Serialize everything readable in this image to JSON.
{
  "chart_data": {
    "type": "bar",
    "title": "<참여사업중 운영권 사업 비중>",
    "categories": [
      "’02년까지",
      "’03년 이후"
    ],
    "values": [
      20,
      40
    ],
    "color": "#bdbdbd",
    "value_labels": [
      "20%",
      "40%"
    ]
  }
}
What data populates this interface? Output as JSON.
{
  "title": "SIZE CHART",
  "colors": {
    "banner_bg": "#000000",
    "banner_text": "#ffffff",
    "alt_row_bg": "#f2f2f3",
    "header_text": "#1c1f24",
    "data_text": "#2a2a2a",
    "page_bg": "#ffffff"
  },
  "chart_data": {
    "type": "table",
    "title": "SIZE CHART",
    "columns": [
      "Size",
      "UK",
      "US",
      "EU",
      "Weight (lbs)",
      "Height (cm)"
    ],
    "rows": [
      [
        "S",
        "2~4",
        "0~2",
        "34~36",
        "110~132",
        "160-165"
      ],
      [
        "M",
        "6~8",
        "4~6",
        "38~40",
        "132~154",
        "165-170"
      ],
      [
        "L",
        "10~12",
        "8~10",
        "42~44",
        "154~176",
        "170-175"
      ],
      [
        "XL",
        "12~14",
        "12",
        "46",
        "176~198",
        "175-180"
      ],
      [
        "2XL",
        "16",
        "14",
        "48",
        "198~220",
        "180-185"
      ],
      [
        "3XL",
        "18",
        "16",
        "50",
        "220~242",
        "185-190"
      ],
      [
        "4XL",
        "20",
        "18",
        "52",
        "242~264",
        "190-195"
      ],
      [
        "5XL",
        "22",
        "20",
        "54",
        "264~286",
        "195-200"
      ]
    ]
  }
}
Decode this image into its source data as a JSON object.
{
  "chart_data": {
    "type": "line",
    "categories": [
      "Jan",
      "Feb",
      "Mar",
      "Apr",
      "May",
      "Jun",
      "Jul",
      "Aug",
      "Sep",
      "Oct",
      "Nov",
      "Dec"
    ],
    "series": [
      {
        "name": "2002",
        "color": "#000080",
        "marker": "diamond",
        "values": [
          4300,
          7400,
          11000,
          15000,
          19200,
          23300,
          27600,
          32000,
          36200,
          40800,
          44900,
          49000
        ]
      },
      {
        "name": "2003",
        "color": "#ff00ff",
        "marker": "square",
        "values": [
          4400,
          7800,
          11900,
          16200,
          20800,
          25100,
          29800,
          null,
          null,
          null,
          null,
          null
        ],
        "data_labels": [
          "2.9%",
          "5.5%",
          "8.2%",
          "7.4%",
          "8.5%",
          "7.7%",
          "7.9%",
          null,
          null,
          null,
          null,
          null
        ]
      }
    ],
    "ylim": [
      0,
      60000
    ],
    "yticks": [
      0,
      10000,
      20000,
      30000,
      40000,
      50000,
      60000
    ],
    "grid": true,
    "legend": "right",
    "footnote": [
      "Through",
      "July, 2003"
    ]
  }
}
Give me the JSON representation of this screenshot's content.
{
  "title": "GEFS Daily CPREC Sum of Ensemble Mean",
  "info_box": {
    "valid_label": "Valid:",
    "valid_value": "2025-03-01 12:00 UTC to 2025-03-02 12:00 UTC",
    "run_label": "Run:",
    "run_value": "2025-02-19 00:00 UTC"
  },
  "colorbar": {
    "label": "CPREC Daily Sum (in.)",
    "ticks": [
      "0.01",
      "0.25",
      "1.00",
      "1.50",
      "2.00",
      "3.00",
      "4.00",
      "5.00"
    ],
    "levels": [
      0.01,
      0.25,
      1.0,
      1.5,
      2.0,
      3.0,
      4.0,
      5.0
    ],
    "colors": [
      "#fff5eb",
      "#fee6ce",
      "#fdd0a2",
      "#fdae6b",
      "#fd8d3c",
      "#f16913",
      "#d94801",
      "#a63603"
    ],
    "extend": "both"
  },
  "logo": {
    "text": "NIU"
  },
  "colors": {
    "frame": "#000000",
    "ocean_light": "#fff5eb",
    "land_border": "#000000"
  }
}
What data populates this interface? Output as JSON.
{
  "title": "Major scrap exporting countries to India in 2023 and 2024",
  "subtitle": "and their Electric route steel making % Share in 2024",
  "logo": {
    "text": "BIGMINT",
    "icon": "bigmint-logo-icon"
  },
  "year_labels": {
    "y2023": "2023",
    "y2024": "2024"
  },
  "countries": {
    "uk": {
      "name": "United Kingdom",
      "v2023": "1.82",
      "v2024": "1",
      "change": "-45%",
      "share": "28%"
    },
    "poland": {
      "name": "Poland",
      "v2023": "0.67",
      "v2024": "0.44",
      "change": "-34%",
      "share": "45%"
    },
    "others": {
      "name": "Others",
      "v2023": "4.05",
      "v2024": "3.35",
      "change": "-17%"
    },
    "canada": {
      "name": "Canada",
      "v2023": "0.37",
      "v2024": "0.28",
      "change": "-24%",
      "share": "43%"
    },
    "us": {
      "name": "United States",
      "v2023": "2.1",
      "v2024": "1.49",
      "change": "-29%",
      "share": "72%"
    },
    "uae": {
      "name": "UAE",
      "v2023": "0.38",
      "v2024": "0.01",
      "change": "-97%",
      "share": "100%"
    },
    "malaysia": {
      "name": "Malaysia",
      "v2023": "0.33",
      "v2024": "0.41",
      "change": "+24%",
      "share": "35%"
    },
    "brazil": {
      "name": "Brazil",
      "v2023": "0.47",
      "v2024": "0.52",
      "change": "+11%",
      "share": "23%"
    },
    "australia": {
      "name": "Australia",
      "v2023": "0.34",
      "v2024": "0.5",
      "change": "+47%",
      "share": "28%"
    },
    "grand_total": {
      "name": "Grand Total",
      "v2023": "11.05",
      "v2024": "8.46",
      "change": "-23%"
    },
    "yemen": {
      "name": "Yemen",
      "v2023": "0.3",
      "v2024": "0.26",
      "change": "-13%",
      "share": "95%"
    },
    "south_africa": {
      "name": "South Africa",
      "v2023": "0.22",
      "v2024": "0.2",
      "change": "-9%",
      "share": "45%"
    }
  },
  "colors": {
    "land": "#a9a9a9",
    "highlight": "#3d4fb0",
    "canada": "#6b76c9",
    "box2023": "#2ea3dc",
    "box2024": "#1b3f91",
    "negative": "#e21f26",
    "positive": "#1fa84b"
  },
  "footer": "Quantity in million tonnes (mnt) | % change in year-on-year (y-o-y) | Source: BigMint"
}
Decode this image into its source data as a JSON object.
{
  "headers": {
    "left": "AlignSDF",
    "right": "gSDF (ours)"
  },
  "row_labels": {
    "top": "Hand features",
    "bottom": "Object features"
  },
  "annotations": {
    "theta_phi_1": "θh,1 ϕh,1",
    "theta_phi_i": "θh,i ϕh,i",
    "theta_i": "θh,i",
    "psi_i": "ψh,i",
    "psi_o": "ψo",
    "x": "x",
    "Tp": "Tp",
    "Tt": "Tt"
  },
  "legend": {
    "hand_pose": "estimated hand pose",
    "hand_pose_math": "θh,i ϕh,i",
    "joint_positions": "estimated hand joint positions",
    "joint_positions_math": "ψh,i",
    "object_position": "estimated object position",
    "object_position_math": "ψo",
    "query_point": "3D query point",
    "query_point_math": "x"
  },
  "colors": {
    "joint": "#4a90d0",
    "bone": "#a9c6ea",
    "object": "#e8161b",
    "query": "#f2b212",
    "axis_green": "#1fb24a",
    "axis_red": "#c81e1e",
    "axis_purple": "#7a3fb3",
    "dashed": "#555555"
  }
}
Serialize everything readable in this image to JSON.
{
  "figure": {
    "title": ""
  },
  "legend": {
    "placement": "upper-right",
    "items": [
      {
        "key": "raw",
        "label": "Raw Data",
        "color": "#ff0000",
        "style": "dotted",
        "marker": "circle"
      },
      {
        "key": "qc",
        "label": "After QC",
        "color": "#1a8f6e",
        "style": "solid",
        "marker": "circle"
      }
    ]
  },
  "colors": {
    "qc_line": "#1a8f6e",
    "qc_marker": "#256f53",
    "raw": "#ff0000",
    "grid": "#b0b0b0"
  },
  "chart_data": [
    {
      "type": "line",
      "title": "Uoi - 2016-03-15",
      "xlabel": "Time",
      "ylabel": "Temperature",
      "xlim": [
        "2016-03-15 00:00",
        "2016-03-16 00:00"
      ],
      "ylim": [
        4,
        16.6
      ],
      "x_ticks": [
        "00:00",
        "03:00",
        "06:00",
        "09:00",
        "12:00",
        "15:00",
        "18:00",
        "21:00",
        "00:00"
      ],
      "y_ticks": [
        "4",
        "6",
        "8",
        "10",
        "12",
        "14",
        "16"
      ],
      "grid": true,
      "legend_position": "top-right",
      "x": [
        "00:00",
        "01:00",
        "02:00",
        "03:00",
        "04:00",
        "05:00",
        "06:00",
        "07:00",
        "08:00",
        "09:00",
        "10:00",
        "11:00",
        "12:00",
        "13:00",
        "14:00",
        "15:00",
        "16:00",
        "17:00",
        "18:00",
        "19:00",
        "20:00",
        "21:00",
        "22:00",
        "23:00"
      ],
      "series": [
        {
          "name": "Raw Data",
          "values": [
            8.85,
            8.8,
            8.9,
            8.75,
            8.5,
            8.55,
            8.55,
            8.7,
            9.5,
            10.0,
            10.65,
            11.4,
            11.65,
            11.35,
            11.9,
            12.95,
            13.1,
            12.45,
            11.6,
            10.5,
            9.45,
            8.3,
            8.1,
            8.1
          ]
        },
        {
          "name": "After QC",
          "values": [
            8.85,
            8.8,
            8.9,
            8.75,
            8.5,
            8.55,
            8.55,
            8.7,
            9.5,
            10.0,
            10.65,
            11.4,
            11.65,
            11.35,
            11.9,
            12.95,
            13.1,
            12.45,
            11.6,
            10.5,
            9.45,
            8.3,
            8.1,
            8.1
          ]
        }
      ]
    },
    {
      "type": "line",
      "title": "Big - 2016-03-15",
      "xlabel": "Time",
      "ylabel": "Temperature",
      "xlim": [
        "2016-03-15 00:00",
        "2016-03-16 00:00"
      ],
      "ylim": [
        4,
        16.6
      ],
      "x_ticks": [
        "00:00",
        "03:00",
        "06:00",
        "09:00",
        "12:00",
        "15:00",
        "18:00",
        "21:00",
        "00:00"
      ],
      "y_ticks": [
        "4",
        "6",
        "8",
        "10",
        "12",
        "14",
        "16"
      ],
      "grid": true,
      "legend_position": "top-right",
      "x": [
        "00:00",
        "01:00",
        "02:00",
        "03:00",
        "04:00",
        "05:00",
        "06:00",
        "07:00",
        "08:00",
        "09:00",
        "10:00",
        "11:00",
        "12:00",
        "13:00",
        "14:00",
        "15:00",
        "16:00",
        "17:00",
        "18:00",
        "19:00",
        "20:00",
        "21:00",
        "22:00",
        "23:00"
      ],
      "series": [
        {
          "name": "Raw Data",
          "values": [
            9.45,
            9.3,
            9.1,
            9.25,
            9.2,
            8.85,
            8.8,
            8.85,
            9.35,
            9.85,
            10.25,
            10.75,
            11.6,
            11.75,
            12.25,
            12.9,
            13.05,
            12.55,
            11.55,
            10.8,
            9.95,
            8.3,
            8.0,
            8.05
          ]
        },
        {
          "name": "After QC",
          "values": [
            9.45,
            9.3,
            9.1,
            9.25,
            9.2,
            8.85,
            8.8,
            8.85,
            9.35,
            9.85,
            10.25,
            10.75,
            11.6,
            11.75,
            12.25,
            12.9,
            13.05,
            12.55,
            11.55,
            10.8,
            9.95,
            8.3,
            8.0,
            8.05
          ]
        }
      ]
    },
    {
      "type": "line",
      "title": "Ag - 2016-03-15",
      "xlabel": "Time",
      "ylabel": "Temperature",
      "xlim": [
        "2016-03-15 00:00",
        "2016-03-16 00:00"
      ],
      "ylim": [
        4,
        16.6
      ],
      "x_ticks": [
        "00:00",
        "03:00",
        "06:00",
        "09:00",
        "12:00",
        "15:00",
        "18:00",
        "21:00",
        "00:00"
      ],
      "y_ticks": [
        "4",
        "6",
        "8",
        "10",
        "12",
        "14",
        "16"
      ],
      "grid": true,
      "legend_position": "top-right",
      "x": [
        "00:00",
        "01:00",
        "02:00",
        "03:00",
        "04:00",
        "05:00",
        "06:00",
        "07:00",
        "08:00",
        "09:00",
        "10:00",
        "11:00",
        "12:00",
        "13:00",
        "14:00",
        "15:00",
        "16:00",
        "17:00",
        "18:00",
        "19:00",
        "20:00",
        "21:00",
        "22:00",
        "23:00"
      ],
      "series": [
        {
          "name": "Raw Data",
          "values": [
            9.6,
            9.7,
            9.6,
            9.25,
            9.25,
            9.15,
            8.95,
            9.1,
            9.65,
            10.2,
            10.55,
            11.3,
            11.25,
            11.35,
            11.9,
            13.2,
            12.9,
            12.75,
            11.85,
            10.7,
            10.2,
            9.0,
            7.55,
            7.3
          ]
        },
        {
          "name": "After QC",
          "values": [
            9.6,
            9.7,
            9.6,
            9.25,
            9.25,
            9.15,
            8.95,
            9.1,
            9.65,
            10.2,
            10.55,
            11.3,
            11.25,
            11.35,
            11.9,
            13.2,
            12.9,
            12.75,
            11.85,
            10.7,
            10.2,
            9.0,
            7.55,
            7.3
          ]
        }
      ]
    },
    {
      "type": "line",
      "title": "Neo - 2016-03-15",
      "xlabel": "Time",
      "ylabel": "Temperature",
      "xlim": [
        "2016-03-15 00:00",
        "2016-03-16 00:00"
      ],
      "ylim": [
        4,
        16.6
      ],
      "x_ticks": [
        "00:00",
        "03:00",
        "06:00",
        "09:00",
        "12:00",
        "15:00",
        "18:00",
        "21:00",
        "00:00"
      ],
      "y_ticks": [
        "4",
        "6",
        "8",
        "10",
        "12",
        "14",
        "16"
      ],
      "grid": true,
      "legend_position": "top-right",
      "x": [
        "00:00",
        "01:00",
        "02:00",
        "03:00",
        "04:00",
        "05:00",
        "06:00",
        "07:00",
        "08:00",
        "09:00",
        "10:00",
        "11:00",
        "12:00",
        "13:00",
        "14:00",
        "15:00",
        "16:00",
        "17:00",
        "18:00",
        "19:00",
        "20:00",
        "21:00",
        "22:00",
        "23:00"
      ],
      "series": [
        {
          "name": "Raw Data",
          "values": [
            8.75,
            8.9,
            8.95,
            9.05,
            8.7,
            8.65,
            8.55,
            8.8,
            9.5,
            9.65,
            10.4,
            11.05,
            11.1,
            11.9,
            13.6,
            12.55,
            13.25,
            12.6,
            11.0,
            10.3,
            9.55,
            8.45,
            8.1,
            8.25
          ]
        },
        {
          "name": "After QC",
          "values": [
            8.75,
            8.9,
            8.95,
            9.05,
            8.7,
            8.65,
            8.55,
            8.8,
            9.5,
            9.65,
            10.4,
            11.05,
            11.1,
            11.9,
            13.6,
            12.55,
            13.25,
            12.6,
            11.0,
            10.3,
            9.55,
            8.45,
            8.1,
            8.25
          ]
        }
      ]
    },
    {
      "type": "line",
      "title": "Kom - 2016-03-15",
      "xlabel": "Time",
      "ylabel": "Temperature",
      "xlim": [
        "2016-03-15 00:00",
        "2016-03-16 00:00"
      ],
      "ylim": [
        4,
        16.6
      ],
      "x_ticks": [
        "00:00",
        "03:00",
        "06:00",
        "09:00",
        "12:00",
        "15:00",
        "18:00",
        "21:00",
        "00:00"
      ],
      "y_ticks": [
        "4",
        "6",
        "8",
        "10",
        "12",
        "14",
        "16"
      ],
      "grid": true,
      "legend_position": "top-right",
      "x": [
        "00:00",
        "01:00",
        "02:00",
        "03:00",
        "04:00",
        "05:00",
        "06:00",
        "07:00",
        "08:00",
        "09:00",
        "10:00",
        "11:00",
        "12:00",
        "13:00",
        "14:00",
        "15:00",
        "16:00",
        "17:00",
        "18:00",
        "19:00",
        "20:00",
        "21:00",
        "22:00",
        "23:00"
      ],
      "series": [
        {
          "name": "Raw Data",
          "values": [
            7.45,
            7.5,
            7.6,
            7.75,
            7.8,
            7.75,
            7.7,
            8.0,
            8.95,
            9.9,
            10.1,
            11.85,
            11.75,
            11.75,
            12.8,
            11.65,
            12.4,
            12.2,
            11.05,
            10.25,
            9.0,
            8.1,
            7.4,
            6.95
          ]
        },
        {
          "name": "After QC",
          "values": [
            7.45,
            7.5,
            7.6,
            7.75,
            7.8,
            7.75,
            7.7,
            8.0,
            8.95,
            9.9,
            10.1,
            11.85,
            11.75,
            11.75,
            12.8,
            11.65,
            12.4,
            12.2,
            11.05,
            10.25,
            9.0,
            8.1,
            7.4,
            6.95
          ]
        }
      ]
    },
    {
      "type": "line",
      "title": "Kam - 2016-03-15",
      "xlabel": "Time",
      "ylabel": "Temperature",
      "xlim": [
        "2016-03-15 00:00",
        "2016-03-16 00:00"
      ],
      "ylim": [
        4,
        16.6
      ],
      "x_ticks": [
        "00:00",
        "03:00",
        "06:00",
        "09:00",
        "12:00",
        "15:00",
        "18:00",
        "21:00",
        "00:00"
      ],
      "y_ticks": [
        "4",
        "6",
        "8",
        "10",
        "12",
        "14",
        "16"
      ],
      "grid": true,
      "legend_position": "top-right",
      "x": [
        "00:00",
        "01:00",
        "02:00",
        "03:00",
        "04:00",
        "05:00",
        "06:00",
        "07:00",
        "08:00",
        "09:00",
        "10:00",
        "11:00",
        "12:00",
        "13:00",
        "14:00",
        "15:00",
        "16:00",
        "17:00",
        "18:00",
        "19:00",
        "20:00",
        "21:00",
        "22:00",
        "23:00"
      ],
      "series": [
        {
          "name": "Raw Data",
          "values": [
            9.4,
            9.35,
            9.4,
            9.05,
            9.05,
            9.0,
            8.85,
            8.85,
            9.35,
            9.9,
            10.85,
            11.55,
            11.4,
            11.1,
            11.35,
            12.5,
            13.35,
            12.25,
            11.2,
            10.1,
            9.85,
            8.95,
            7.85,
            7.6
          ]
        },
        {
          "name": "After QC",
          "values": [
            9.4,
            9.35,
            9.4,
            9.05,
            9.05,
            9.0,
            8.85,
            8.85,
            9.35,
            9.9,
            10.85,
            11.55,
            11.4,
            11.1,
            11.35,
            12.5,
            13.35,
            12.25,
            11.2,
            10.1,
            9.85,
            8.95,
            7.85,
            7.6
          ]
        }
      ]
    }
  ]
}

# # #

Collect, from the material above, every line containing the word "CPREC".

  "title": "GEFS Daily CPREC Sum of Ensemble Mean",
    "label": "CPREC Daily Sum (in.)",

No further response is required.